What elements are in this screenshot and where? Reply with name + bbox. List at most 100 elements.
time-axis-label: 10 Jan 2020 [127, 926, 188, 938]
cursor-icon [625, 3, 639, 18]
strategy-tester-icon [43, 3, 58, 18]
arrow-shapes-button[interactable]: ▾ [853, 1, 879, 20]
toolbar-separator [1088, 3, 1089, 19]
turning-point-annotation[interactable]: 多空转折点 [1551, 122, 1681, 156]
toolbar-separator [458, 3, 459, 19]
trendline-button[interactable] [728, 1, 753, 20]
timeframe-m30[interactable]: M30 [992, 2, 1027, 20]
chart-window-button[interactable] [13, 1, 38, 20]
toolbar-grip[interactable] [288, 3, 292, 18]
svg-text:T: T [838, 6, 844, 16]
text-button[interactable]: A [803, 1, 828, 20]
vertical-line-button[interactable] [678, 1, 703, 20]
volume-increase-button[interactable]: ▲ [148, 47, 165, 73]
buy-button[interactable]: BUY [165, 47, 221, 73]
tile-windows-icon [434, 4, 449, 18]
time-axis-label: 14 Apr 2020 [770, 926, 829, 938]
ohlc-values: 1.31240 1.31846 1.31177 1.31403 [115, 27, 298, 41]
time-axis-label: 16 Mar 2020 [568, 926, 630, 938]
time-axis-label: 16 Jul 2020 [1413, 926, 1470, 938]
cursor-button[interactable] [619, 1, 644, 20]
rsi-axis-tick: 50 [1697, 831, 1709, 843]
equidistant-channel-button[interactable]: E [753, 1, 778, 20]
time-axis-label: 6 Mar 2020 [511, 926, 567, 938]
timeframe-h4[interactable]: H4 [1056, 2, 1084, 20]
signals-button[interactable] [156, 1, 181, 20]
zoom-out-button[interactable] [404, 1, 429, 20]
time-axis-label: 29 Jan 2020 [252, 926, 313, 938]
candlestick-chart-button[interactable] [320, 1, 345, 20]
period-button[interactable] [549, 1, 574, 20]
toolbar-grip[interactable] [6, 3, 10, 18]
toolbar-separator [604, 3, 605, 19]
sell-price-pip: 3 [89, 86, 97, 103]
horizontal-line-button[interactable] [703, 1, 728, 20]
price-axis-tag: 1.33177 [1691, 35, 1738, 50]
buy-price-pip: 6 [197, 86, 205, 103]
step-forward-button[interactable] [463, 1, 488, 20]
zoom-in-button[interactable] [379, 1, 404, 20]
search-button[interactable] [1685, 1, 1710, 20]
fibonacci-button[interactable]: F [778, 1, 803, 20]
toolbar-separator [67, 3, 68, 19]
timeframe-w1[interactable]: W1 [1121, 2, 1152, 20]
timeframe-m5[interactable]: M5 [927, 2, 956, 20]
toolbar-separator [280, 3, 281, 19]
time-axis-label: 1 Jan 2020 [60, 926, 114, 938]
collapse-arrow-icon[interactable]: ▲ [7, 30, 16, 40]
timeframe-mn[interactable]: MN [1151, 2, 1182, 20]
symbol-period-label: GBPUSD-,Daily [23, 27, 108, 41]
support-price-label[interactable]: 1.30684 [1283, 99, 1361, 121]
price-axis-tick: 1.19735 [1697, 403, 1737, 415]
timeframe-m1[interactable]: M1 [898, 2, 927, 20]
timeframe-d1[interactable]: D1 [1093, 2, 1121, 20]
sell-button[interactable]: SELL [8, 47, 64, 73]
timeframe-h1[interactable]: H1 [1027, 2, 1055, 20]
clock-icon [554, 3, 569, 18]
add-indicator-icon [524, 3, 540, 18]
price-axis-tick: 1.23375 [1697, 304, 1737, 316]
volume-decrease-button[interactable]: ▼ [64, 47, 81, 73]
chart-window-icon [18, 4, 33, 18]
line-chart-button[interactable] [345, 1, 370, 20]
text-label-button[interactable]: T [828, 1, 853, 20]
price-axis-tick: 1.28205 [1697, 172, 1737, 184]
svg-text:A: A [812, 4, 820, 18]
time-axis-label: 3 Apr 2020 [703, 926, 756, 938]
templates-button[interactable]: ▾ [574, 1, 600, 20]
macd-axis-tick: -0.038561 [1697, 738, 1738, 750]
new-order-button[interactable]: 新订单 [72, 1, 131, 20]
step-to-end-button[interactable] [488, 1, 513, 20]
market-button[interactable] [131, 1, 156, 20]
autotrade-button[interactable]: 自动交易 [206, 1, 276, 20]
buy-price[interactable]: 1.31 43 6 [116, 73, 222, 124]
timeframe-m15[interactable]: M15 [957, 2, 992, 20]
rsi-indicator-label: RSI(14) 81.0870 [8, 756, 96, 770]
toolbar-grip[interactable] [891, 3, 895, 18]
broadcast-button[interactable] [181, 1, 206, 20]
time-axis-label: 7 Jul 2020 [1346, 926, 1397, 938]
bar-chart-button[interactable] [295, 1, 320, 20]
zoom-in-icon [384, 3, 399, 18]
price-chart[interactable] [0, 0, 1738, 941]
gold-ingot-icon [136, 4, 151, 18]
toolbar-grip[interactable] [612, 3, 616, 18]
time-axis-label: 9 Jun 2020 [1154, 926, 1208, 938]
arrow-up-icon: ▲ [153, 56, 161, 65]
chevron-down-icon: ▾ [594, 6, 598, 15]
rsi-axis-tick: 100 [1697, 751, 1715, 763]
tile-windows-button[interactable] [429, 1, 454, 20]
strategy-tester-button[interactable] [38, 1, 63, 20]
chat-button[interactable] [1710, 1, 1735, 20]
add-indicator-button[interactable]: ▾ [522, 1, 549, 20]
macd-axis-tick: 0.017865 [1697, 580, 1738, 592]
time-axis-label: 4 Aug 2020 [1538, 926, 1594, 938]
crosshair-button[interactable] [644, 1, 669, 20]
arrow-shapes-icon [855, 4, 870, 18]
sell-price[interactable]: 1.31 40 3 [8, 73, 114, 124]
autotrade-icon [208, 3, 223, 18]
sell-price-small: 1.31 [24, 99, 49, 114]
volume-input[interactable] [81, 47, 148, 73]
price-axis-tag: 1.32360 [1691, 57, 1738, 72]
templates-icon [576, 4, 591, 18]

##########

Copy out every one of the lines above word for word, changing nothing.

▶ **SOLUTION BELOW**:
What elements are in this screenshot and where? Reply with name + bbox. List at most 100 elements.
time-axis-label: 10 Jan 2020 [127, 926, 188, 938]
cursor-icon [625, 3, 639, 18]
strategy-tester-icon [43, 3, 58, 18]
arrow-shapes-button[interactable]: ▾ [853, 1, 879, 20]
toolbar-separator [1088, 3, 1089, 19]
turning-point-annotation[interactable]: 多空转折点 [1551, 122, 1681, 156]
toolbar-separator [458, 3, 459, 19]
trendline-button[interactable] [728, 1, 753, 20]
timeframe-m30[interactable]: M30 [992, 2, 1027, 20]
chart-window-button[interactable] [13, 1, 38, 20]
toolbar-grip[interactable] [288, 3, 292, 18]
svg-text:T: T [838, 6, 844, 16]
text-button[interactable]: A [803, 1, 828, 20]
vertical-line-button[interactable] [678, 1, 703, 20]
volume-increase-button[interactable]: ▲ [148, 47, 165, 73]
buy-button[interactable]: BUY [165, 47, 221, 73]
tile-windows-icon [434, 4, 449, 18]
time-axis-label: 14 Apr 2020 [770, 926, 829, 938]
ohlc-values: 1.31240 1.31846 1.31177 1.31403 [115, 27, 298, 41]
time-axis-label: 16 Mar 2020 [568, 926, 630, 938]
time-axis-label: 16 Jul 2020 [1413, 926, 1470, 938]
cursor-button[interactable] [619, 1, 644, 20]
rsi-axis-tick: 50 [1697, 831, 1709, 843]
equidistant-channel-button[interactable]: E [753, 1, 778, 20]
time-axis-label: 6 Mar 2020 [511, 926, 567, 938]
timeframe-h4[interactable]: H4 [1056, 2, 1084, 20]
signals-button[interactable] [156, 1, 181, 20]
zoom-out-button[interactable] [404, 1, 429, 20]
time-axis-label: 29 Jan 2020 [252, 926, 313, 938]
candlestick-chart-button[interactable] [320, 1, 345, 20]
period-button[interactable] [549, 1, 574, 20]
toolbar-grip[interactable] [6, 3, 10, 18]
toolbar-separator [604, 3, 605, 19]
sell-price-pip: 3 [89, 86, 97, 103]
horizontal-line-button[interactable] [703, 1, 728, 20]
price-axis-tag: 1.33177 [1691, 35, 1738, 50]
buy-price-pip: 6 [197, 86, 205, 103]
step-forward-button[interactable] [463, 1, 488, 20]
zoom-in-button[interactable] [379, 1, 404, 20]
search-button[interactable] [1685, 1, 1710, 20]
fibonacci-button[interactable]: F [778, 1, 803, 20]
toolbar-separator [67, 3, 68, 19]
timeframe-w1[interactable]: W1 [1121, 2, 1152, 20]
timeframe-m5[interactable]: M5 [927, 2, 956, 20]
toolbar-separator [280, 3, 281, 19]
time-axis-label: 1 Jan 2020 [60, 926, 114, 938]
collapse-arrow-icon[interactable]: ▲ [7, 30, 16, 40]
timeframe-mn[interactable]: MN [1151, 2, 1182, 20]
symbol-period-label: GBPUSD-,Daily [23, 27, 108, 41]
support-price-label[interactable]: 1.30684 [1283, 99, 1361, 121]
price-axis-tick: 1.19735 [1697, 403, 1737, 415]
timeframe-m1[interactable]: M1 [898, 2, 927, 20]
timeframe-d1[interactable]: D1 [1093, 2, 1121, 20]
sell-button[interactable]: SELL [8, 47, 64, 73]
timeframe-h1[interactable]: H1 [1027, 2, 1055, 20]
clock-icon [554, 3, 569, 18]
add-indicator-icon [524, 3, 540, 18]
price-axis-tick: 1.23375 [1697, 304, 1737, 316]
volume-decrease-button[interactable]: ▼ [64, 47, 81, 73]
chart-window-icon [18, 4, 33, 18]
line-chart-button[interactable] [345, 1, 370, 20]
text-label-button[interactable]: T [828, 1, 853, 20]
price-axis-tick: 1.28205 [1697, 172, 1737, 184]
svg-text:A: A [812, 4, 820, 18]
time-axis-label: 3 Apr 2020 [703, 926, 756, 938]
templates-button[interactable]: ▾ [574, 1, 600, 20]
macd-axis-tick: -0.038561 [1697, 738, 1738, 750]
new-order-button[interactable]: 新订单 [72, 1, 131, 20]
step-to-end-button[interactable] [488, 1, 513, 20]
market-button[interactable] [131, 1, 156, 20]
autotrade-button[interactable]: 自动交易 [206, 1, 276, 20]
buy-price[interactable]: 1.31 43 6 [116, 73, 222, 124]
timeframe-m15[interactable]: M15 [957, 2, 992, 20]
rsi-indicator-label: RSI(14) 81.0870 [8, 756, 96, 770]
toolbar-grip[interactable] [891, 3, 895, 18]
broadcast-button[interactable] [181, 1, 206, 20]
time-axis-label: 7 Jul 2020 [1346, 926, 1397, 938]
bar-chart-button[interactable] [295, 1, 320, 20]
zoom-in-icon [384, 3, 399, 18]
price-chart[interactable] [0, 0, 1738, 941]
gold-ingot-icon [136, 4, 151, 18]
toolbar-grip[interactable] [612, 3, 616, 18]
time-axis-label: 9 Jun 2020 [1154, 926, 1208, 938]
arrow-up-icon: ▲ [153, 56, 161, 65]
chevron-down-icon: ▾ [594, 6, 598, 15]
rsi-axis-tick: 100 [1697, 751, 1715, 763]
tile-windows-button[interactable] [429, 1, 454, 20]
strategy-tester-button[interactable] [38, 1, 63, 20]
chat-button[interactable] [1710, 1, 1735, 20]
add-indicator-button[interactable]: ▾ [522, 1, 549, 20]
macd-axis-tick: 0.017865 [1697, 580, 1738, 592]
time-axis-label: 4 Aug 2020 [1538, 926, 1594, 938]
crosshair-button[interactable] [644, 1, 669, 20]
arrow-shapes-icon [855, 4, 870, 18]
sell-price[interactable]: 1.31 40 3 [8, 73, 114, 124]
autotrade-icon [208, 3, 223, 18]
sell-price-small: 1.31 [24, 99, 49, 114]
volume-input[interactable] [81, 47, 148, 73]
price-axis-tag: 1.32360 [1691, 57, 1738, 72]
templates-icon [576, 4, 591, 18]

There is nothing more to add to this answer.